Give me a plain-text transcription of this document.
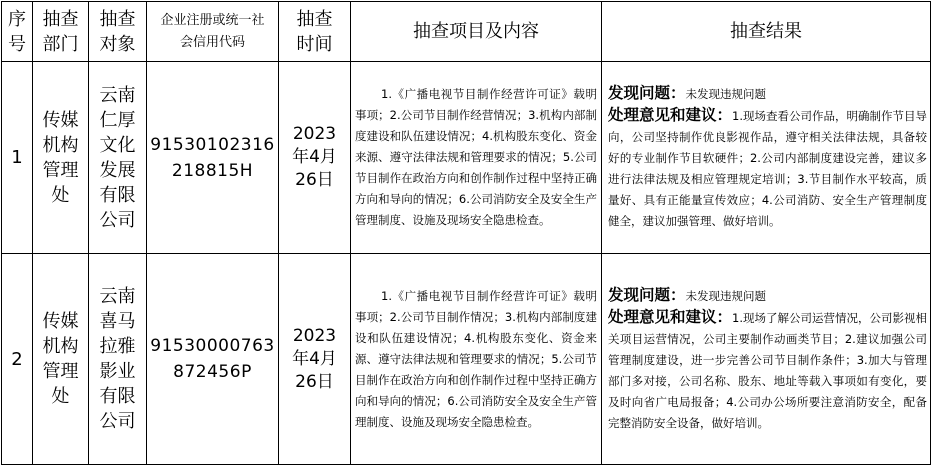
序号	抽查部门	抽查对象	企业注册或统一社会信用代码	抽查时间	抽查项目及内容	抽查结果
1	传媒机构管理处	云南仁厚文化发展有限公司	91530102316218815H	2023年4月26日	1.《广播电视节目制作经营许可证》载明事项；2.公司节目制作经营情况；3.机构内部制度建设和队伍建设情况；4.机构股东变化、资金来源、遵守法律法规和管理要求的情况；5.公司节目制作在政治方向和创作制作过程中坚持正确方向和导向的情况；6.公司消防安全及安全生产管理制度、设施及现场安全隐患检查。	发现问题：未发现违规问题
处理意见和建议：1.现场查看公司作品，明确制作节目导向，公司坚持制作优良影视作品，遵守相关法律法规，具备较好的专业制作节目软硬件；2.公司内部制度建设完善，建议多进行法律法规及相应管理规定培训；3.节目制作水平较高，质量好、具有正能量宣传效应；4.公司消防、安全生产管理制度健全，建议加强管理、做好培训。

2	传媒机构管理处	云南喜马拉雅影业有限公司	91530000763872456P	2023年4月26日	1.《广播电视节目制作经营许可证》载明事项；2.公司节目制作情况；3.机构内部制度建设和队伍建设情况；4.机构股东变化、资金来源、遵守法律法规和管理要求的情况；5.公司节目制作在政治方向和创作制作过程中坚持正确方向和导向的情况；6.公司消防安全及安全生产管理制度、设施及现场安全隐患检查。	发现问题：未发现违规问题
处理意见和建议：1.现场了解公司运营情况，公司影视相关项目运营情况，公司主要制作动画类节目；2.建议加强公司管理制度建设，进一步完善公司节目制作条件；3.加大与管理部门多对接，公司名称、股东、地址等载入事项如有变化，要及时向省广电局报备；4.公司办公场所要注意消防安全，配备完整消防安全设备，做好培训。
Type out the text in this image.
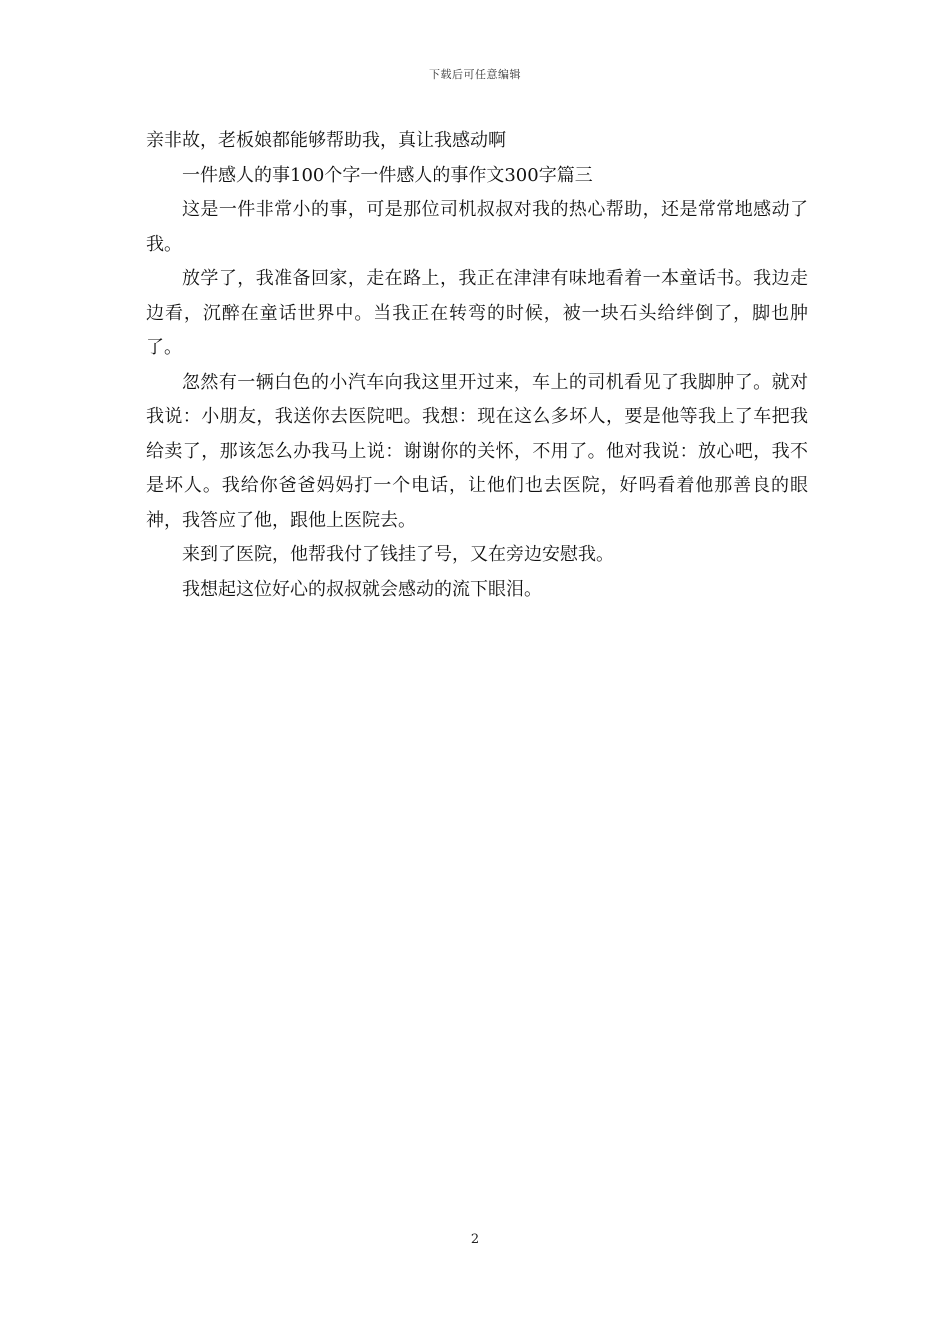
下载后可任意编辑

亲非故，老板娘都能够帮助我，真让我感动啊

一件感人的事100个字一件感人的事作文300字篇三

这是一件非常小的事，可是那位司机叔叔对我的热心帮助，还是常常地感动了我。

放学了，我准备回家，走在路上，我正在津津有味地看着一本童话书。我边走边看，沉醉在童话世界中。当我正在转弯的时候，被一块石头给绊倒了，脚也肿了。

忽然有一辆白色的小汽车向我这里开过来，车上的司机看见了我脚肿了。就对我说：小朋友，我送你去医院吧。我想：现在这么多坏人，要是他等我上了车把我给卖了，那该怎么办我马上说：谢谢你的关怀，不用了。他对我说：放心吧，我不是坏人。我给你爸爸妈妈打一个电话，让他们也去医院，好吗看着他那善良的眼神，我答应了他，跟他上医院去。

来到了医院，他帮我付了钱挂了号，又在旁边安慰我。

我想起这位好心的叔叔就会感动的流下眼泪。

2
□ □ □ □
- _SHORT PROBLEM_: Leave out the pictures and retype every line above exactly.

- _OUTPUT_:
Give me a plain-text transcription of this document.
序号	抽查部门	抽查对象	企业注册或统一社会信用代码	抽查时间	抽查项目及内容	抽查结果
1	传媒机构管理处	云南仁厚文化发展有限公司	91530102316218815H	2023年4月26日	1.《广播电视节目制作经营许可证》载明事项；2.公司节目制作经营情况；3.机构内部制度建设和队伍建设情况；4.机构股东变化、资金来源、遵守法律法规和管理要求的情况；5.公司节目制作在政治方向和创作制作过程中坚持正确方向和导向的情况；6.公司消防安全及安全生产管理制度、设施及现场安全隐患检查。	发现问题：未发现违规问题
处理意见和建议：1.现场查看公司作品，明确制作节目导向，公司坚持制作优良影视作品，遵守相关法律法规，具备较好的专业制作节目软硬件；2.公司内部制度建设完善，建议多进行法律法规及相应管理规定培训；3.节目制作水平较高，质量好、具有正能量宣传效应；4.公司消防、安全生产管理制度健全，建议加强管理、做好培训。

2	传媒机构管理处	云南喜马拉雅影业有限公司	91530000763872456P	2023年4月26日	1.《广播电视节目制作经营许可证》载明事项；2.公司节目制作情况；3.机构内部制度建设和队伍建设情况；4.机构股东变化、资金来源、遵守法律法规和管理要求的情况；5.公司节目制作在政治方向和创作制作过程中坚持正确方向和导向的情况；6.公司消防安全及安全生产管理制度、设施及现场安全隐患检查。	发现问题：未发现违规问题
处理意见和建议：1.现场了解公司运营情况，公司影视相关项目运营情况，公司主要制作动画类节目；2.建议加强公司管理制度建设，进一步完善公司节目制作条件；3.加大与管理部门多对接，公司名称、股东、地址等载入事项如有变化，要及时向省广电局报备；4.公司办公场所要注意消防安全，配备完整消防安全设备，做好培训。
Type out the text in this image.
下载后可任意编辑

亲非故，老板娘都能够帮助我，真让我感动啊

一件感人的事100个字一件感人的事作文300字篇三

这是一件非常小的事，可是那位司机叔叔对我的热心帮助，还是常常地感动了我。

放学了，我准备回家，走在路上，我正在津津有味地看着一本童话书。我边走边看，沉醉在童话世界中。当我正在转弯的时候，被一块石头给绊倒了，脚也肿了。

忽然有一辆白色的小汽车向我这里开过来，车上的司机看见了我脚肿了。就对我说：小朋友，我送你去医院吧。我想：现在这么多坏人，要是他等我上了车把我给卖了，那该怎么办我马上说：谢谢你的关怀，不用了。他对我说：放心吧，我不是坏人。我给你爸爸妈妈打一个电话，让他们也去医院，好吗看着他那善良的眼神，我答应了他，跟他上医院去。

来到了医院，他帮我付了钱挂了号，又在旁边安慰我。

我想起这位好心的叔叔就会感动的流下眼泪。

2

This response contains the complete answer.